* **Task requirements**
Count how many lines mention the word "没有法律". Write that number alone.

* **Lines of data**
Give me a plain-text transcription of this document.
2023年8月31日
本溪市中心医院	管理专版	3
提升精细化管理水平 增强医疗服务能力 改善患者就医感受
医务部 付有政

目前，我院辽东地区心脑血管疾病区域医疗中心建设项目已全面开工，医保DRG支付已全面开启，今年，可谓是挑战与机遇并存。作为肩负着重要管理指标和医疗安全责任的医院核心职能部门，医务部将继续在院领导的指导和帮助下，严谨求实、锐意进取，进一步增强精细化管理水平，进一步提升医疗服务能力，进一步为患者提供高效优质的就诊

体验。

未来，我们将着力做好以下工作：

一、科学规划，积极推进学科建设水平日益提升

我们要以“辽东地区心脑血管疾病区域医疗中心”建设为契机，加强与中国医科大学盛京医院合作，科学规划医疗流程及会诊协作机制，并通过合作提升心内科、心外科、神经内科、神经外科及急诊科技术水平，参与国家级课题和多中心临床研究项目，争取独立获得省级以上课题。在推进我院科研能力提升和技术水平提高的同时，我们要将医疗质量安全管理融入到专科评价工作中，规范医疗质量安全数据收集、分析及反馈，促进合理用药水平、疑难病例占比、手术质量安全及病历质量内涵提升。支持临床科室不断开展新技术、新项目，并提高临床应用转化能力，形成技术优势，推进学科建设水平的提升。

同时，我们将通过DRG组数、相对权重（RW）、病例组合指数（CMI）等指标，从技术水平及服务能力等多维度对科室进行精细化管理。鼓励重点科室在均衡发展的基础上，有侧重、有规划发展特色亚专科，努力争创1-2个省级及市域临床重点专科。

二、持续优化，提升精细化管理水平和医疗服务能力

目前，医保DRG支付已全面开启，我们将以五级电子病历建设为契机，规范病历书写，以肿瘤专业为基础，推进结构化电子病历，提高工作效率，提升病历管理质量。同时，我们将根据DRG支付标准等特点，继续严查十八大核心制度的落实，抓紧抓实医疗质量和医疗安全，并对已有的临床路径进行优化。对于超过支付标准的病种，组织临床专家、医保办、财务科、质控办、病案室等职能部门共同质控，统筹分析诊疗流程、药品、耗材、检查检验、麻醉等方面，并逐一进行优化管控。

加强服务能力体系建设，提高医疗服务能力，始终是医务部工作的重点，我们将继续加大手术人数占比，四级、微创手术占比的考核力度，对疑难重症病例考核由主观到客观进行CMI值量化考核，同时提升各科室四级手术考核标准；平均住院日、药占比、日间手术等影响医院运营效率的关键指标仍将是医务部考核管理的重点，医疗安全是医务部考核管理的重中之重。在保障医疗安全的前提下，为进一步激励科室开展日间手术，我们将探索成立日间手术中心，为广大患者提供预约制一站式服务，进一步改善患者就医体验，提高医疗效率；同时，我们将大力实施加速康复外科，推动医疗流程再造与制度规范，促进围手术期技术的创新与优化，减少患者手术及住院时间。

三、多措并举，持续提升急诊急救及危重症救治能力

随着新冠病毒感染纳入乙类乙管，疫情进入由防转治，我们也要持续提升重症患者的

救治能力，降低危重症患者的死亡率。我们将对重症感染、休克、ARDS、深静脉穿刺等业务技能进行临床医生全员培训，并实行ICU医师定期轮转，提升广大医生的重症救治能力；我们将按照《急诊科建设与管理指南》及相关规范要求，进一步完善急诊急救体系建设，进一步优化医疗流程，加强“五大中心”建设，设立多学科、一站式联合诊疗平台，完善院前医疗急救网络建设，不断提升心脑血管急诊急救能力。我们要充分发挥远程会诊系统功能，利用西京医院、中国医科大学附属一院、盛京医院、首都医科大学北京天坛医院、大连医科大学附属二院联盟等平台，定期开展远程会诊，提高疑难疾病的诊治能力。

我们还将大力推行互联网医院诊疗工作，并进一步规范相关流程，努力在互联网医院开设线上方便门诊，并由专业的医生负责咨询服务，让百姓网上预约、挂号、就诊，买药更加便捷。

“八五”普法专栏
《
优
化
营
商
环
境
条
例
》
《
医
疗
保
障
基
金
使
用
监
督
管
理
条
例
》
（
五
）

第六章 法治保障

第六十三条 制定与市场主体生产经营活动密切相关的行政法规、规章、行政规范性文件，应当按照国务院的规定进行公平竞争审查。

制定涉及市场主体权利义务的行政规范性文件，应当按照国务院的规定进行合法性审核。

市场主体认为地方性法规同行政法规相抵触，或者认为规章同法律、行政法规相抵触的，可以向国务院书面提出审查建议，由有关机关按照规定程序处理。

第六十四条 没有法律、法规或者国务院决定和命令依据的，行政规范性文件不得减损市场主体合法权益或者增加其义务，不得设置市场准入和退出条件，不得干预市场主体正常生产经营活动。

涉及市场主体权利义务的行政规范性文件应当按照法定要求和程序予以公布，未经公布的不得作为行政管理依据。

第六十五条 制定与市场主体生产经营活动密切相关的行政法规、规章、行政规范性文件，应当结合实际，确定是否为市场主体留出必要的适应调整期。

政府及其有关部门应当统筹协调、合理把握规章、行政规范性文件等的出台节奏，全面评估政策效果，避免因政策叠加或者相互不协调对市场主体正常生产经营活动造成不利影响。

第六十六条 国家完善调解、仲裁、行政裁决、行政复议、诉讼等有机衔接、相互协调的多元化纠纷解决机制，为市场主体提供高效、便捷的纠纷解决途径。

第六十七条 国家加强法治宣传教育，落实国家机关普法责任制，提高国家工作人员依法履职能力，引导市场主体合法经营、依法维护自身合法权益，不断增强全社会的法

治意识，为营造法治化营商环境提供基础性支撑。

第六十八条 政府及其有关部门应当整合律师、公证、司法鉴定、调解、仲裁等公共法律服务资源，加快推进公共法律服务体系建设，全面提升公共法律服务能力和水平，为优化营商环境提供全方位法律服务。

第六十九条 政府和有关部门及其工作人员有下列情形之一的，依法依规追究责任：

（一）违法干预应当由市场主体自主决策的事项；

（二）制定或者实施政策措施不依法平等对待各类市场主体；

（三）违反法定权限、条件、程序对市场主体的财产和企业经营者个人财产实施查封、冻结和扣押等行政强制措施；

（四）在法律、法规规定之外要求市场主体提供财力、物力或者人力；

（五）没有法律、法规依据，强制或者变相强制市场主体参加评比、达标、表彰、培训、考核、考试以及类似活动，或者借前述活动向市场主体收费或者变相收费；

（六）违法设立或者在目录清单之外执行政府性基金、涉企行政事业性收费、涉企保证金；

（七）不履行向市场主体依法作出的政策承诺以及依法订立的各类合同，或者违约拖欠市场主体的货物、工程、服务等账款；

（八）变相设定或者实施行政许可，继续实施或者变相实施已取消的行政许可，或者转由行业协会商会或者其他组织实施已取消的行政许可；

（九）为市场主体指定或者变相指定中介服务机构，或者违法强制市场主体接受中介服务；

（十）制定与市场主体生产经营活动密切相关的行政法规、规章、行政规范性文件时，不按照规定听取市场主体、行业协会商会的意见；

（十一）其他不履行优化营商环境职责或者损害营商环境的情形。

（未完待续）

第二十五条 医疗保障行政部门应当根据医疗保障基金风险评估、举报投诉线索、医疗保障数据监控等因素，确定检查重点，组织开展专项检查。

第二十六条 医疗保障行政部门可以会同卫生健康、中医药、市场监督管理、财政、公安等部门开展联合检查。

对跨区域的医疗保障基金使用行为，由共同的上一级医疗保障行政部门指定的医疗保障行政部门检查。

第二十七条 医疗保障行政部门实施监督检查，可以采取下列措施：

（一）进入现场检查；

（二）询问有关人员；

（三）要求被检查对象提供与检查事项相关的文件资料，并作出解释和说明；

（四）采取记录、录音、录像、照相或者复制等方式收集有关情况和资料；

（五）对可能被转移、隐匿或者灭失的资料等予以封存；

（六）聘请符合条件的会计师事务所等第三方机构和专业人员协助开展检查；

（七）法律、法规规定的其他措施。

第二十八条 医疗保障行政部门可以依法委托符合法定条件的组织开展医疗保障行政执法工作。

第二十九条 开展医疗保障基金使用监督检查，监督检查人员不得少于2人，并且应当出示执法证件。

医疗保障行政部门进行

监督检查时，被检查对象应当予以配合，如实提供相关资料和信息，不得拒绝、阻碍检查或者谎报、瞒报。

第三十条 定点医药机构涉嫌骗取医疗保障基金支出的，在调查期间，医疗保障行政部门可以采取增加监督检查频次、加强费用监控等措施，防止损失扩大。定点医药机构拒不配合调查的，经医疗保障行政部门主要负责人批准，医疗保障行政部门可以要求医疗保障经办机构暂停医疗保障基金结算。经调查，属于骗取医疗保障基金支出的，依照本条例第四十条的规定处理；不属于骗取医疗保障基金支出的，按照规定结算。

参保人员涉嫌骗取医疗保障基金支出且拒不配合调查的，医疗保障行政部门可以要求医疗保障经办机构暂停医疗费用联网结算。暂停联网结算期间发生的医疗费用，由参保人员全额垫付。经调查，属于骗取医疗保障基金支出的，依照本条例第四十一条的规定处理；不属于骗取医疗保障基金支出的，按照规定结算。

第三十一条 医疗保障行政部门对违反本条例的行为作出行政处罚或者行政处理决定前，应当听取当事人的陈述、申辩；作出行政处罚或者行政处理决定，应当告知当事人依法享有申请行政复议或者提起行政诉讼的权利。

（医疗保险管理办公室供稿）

* **Solved exercise**
2